___ EXERCISE MATERIAL ___

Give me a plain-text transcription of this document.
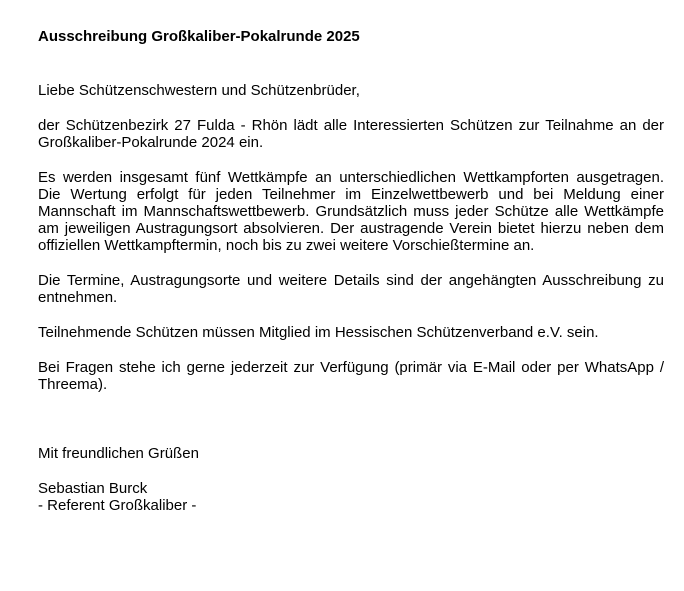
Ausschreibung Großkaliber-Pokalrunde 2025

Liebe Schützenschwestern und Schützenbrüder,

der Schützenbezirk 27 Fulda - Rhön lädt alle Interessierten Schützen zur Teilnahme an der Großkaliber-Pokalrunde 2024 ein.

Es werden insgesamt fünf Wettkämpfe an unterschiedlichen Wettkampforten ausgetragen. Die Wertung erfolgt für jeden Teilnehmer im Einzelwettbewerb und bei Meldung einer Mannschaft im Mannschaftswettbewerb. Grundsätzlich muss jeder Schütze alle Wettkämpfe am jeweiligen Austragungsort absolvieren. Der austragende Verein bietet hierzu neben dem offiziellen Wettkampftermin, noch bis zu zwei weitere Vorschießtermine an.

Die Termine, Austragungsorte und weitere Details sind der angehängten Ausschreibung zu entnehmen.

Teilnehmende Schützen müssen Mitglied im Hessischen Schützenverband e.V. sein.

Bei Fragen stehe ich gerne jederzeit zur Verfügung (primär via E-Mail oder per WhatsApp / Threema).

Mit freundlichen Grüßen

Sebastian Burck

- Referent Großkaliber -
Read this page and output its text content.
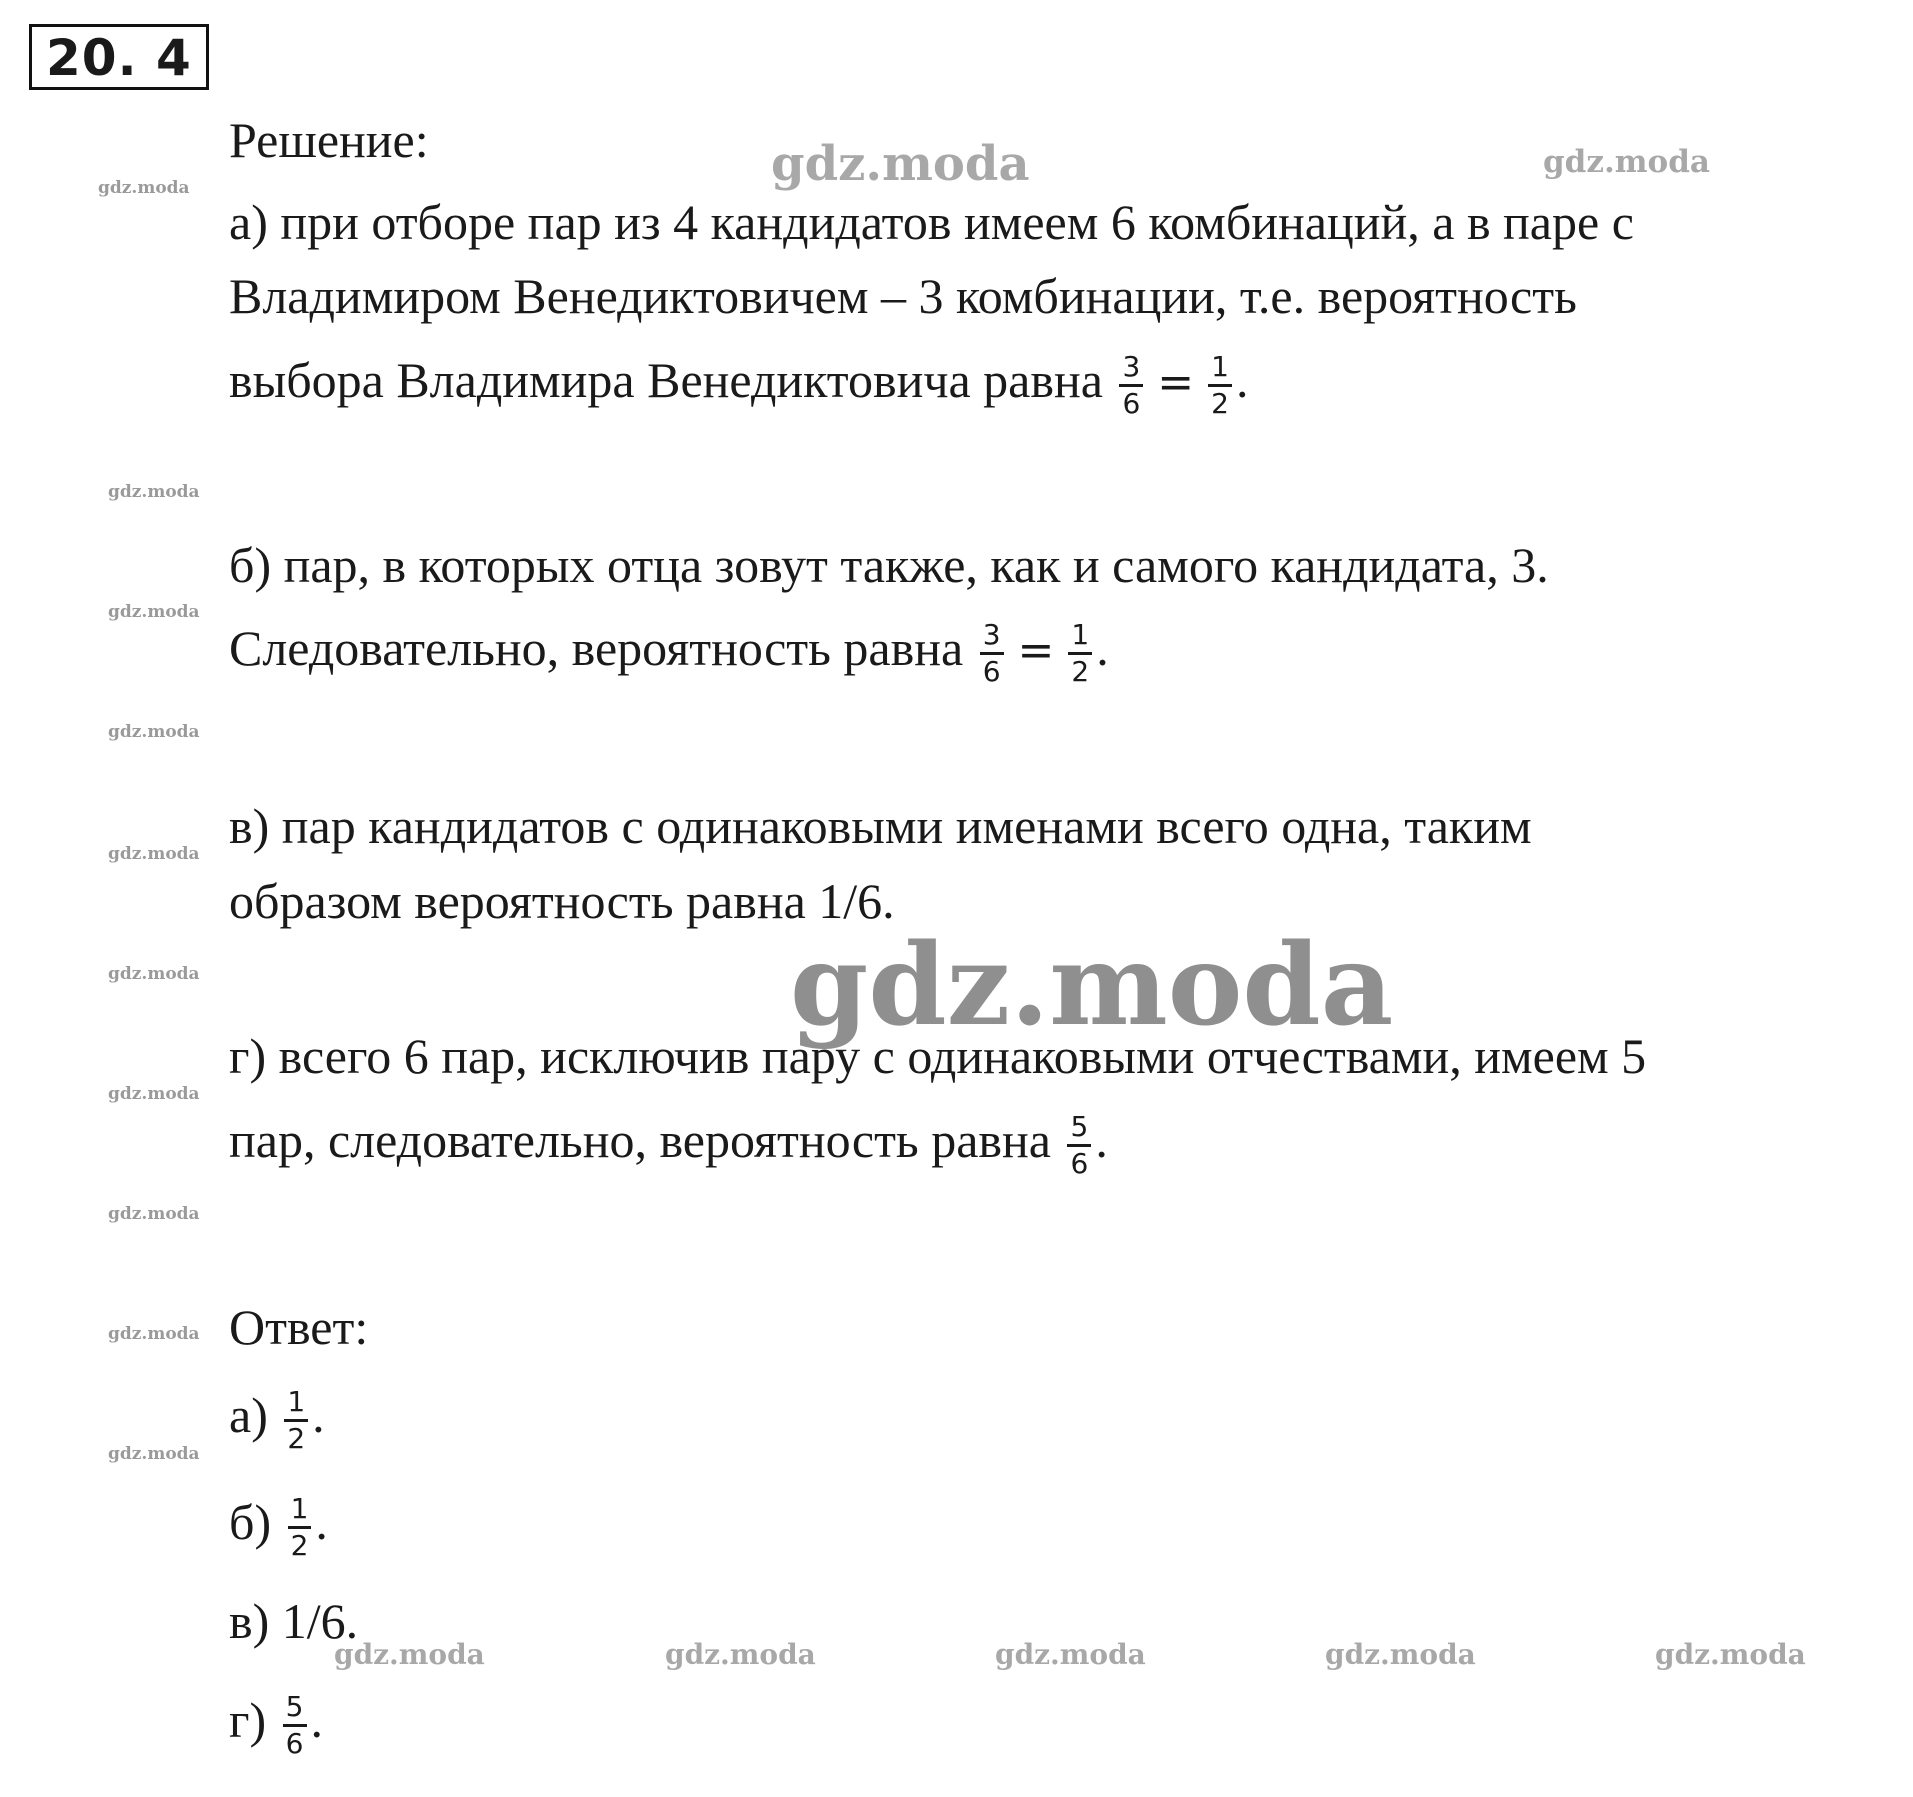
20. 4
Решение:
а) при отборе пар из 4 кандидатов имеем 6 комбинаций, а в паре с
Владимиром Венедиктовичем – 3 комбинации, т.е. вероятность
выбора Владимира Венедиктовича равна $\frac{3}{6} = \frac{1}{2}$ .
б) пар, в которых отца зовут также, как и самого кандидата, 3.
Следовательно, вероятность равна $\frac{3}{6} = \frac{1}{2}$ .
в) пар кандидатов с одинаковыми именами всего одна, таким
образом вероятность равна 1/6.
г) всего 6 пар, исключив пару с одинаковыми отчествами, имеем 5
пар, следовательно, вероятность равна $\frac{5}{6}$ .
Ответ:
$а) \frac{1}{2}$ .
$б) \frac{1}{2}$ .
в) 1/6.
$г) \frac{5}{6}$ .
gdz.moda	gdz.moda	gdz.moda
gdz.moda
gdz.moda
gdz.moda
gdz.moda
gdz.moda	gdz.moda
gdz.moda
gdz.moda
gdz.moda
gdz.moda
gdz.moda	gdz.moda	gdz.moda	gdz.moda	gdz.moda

___
___ EXERCISE MATERIAL ___

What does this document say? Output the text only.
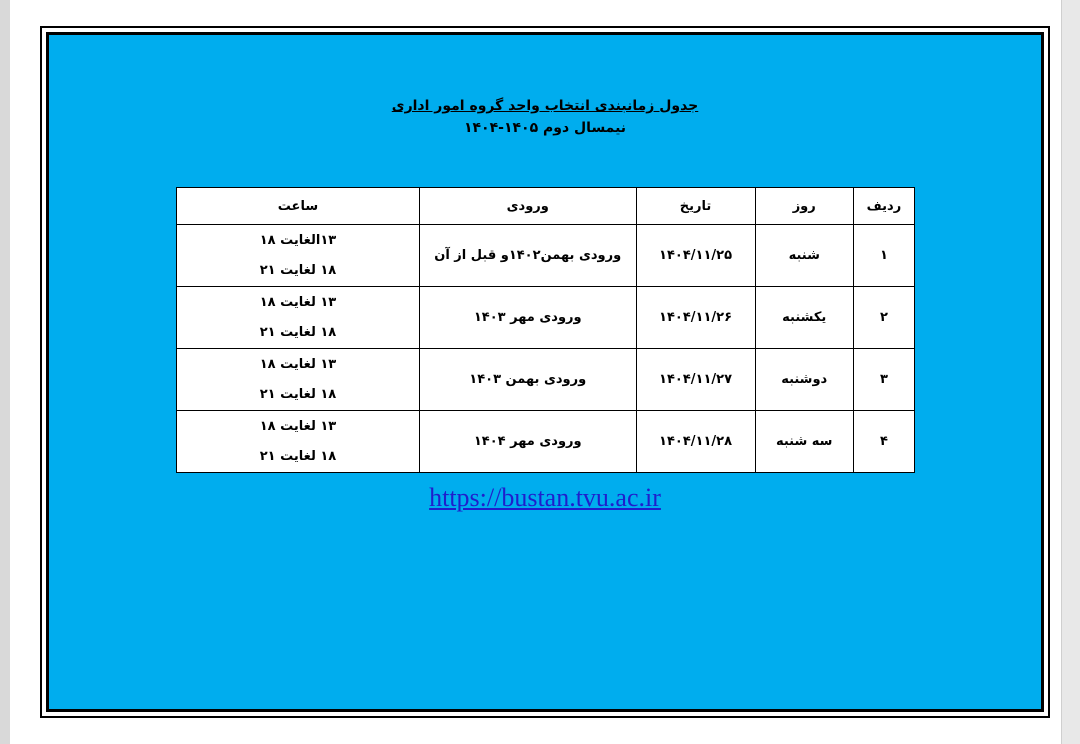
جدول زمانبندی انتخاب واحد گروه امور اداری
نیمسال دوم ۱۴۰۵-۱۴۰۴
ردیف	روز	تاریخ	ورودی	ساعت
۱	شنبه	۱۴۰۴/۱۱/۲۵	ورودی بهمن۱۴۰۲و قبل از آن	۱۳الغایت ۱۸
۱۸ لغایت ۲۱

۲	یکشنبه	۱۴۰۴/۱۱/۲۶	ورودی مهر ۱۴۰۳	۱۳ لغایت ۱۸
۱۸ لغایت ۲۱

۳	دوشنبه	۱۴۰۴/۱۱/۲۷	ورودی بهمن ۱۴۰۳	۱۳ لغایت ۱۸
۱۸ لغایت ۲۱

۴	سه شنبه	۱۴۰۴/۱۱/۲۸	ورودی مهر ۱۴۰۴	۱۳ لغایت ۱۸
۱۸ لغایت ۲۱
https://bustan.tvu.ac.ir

___

**THE EXERCISE:** Report the number of lines above that contain the word "alle", and only that number.

**FULL ANSWER:** 2